*WORK TO BE COMPLETED*
Arrange the lines below as a numbered list, dropping any blank ones, and leave out every line that stands in for a picture.

-- start SUPPLIED MATERIAL --

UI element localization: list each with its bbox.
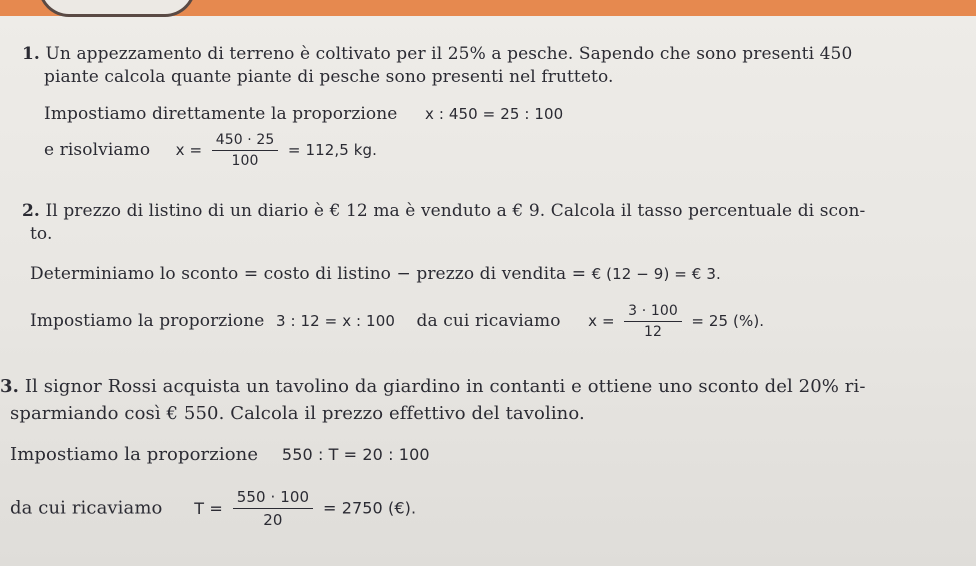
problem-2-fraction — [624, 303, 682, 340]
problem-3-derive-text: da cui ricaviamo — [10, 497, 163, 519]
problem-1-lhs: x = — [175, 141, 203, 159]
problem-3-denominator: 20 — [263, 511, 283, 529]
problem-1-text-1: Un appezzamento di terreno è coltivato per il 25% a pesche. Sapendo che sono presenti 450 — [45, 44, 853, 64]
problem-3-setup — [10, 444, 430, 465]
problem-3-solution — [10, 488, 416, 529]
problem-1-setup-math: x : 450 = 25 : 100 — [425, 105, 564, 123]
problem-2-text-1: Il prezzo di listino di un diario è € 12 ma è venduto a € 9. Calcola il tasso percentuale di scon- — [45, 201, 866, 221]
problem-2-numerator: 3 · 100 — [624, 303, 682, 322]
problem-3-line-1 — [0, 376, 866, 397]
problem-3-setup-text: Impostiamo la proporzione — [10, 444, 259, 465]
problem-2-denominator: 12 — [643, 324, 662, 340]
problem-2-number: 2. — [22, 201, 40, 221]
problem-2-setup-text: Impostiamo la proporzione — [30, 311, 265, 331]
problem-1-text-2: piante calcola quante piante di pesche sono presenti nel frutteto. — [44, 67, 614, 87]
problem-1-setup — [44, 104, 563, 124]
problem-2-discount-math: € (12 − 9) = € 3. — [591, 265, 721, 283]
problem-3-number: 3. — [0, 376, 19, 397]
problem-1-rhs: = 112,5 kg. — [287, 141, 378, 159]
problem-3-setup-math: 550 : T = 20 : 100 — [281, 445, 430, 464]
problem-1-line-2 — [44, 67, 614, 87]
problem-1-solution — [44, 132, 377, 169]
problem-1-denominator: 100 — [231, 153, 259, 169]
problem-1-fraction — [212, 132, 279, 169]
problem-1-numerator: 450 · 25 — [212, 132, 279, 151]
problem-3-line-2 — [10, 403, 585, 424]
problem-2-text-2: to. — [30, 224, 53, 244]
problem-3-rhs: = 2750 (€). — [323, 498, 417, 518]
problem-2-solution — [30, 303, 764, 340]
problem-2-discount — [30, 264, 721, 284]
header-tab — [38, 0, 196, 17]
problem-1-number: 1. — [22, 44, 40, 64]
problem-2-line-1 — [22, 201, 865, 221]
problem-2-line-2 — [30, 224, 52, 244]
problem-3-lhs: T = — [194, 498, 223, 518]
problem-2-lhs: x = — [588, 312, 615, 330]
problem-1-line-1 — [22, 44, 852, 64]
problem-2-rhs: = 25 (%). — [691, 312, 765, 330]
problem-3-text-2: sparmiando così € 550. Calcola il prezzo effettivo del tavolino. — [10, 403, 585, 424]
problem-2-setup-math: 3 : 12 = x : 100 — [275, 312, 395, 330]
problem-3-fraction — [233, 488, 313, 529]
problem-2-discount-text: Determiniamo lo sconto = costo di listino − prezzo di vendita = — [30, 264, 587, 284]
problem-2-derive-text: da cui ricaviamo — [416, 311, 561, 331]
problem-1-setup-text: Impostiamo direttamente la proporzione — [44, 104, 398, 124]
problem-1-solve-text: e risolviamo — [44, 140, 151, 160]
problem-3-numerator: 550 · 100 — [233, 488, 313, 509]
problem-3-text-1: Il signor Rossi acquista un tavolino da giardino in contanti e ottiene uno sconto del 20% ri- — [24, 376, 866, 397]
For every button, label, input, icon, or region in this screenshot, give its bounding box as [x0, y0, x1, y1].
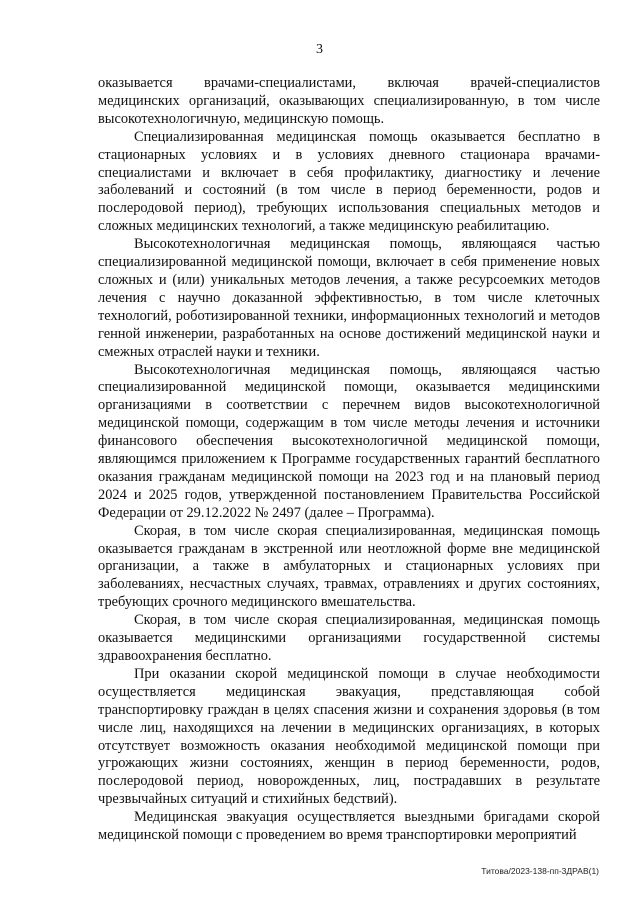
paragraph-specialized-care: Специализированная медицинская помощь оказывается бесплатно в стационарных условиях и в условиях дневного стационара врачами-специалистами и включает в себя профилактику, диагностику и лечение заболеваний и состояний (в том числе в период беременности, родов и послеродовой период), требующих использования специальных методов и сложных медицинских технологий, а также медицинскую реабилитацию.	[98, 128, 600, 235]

-- end SUPPLIED MATERIAL --

*FINAL ANSWER*
1. UI element localization: list each with its bbox.
2. problem-2-fraction — [624, 303, 682, 340]
3. problem-3-derive-text: da cui ricaviamo — [10, 497, 163, 519]
4. problem-1-lhs: x = — [175, 141, 203, 159]
5. problem-3-denominator: 20 — [263, 511, 283, 529]
6. problem-1-text-1: Un appezzamento di terreno è coltivato per il 25% a pesche. Sapendo che sono presenti 450 — [45, 44, 853, 64]
7. problem-3-setup — [10, 444, 430, 465]
8. problem-3-solution — [10, 488, 416, 529]
9. problem-1-setup-math: x : 450 = 25 : 100 — [425, 105, 564, 123]
10. problem-2-text-1: Il prezzo di listino di un diario è € 12 ma è venduto a € 9. Calcola il tasso percentuale di scon- — [45, 201, 866, 221]
11. problem-2-numerator: 3 · 100 — [624, 303, 682, 322]
12. problem-3-line-1 — [0, 376, 866, 397]
13. problem-3-setup-text: Impostiamo la proporzione — [10, 444, 259, 465]
14. problem-2-denominator: 12 — [643, 324, 662, 340]
15. problem-2-number: 2. — [22, 201, 40, 221]
16. problem-2-setup-text: Impostiamo la proporzione — [30, 311, 265, 331]
17. problem-1-text-2: piante calcola quante piante di pesche sono presenti nel frutteto. — [44, 67, 614, 87]
18. problem-1-setup — [44, 104, 563, 124]
19. problem-2-discount-math: € (12 − 9) = € 3. — [591, 265, 721, 283]
20. problem-3-number: 3. — [0, 376, 19, 397]
21. problem-1-rhs: = 112,5 kg. — [287, 141, 378, 159]
22. problem-3-setup-math: 550 : T = 20 : 100 — [281, 445, 430, 464]
23. problem-1-line-2 — [44, 67, 614, 87]
24. problem-1-solution — [44, 132, 377, 169]
25. problem-1-denominator: 100 — [231, 153, 259, 169]
26. problem-1-fraction — [212, 132, 279, 169]
27. problem-1-numerator: 450 · 25 — [212, 132, 279, 151]
28. problem-3-line-2 — [10, 403, 585, 424]
29. problem-2-text-2: to. — [30, 224, 53, 244]
30. problem-3-rhs: = 2750 (€). — [323, 498, 417, 518]
31. problem-2-solution — [30, 303, 764, 340]
32. problem-2-discount — [30, 264, 721, 284]
33. header-tab — [38, 0, 196, 17]
34. problem-1-number: 1. — [22, 44, 40, 64]
35. problem-2-line-1 — [22, 201, 865, 221]
36. problem-2-line-2 — [30, 224, 52, 244]
37. problem-3-lhs: T = — [194, 498, 223, 518]
38. problem-2-lhs: x = — [588, 312, 615, 330]
39. problem-1-line-1 — [22, 44, 852, 64]
40. problem-2-rhs: = 25 (%). — [691, 312, 765, 330]
41. problem-3-text-2: sparmiando così € 550. Calcola il prezzo effettivo del tavolino. — [10, 403, 585, 424]
42. problem-2-setup-math: 3 : 12 = x : 100 — [275, 312, 395, 330]
43. problem-3-fraction — [233, 488, 313, 529]
44. problem-2-discount-text: Determiniamo lo sconto = costo di listino − prezzo di vendita = — [30, 264, 587, 284]
45. problem-2-derive-text: da cui ricaviamo — [416, 311, 561, 331]
46. problem-1-setup-text: Impostiamo direttamente la proporzione — [44, 104, 398, 124]
47. problem-1-solve-text: e risolviamo — [44, 140, 151, 160]
48. problem-3-numerator: 550 · 100 — [233, 488, 313, 509]
49. problem-3-text-1: Il signor Rossi acquista un tavolino da giardino in contanti e ottiene uno sconto del 20% ri- — [24, 376, 866, 397]
50. For every button, label, input, icon, or region in this screenshot, give its bounding box as [x0, y0, x1, y1].
51. paragraph-specialized-care: Специализированная медицинская помощь оказывается бесплатно в стационарных условиях и в условиях дневного стационара врачами-специалистами и включает в себя профилактику, диагностику и лечение заболеваний и состояний (в том числе в период беременности, родов и послеродовой период), требующих использования специальных методов и сложных медицинских технологий, а также медицинскую реабилитацию.	[98, 128, 600, 235]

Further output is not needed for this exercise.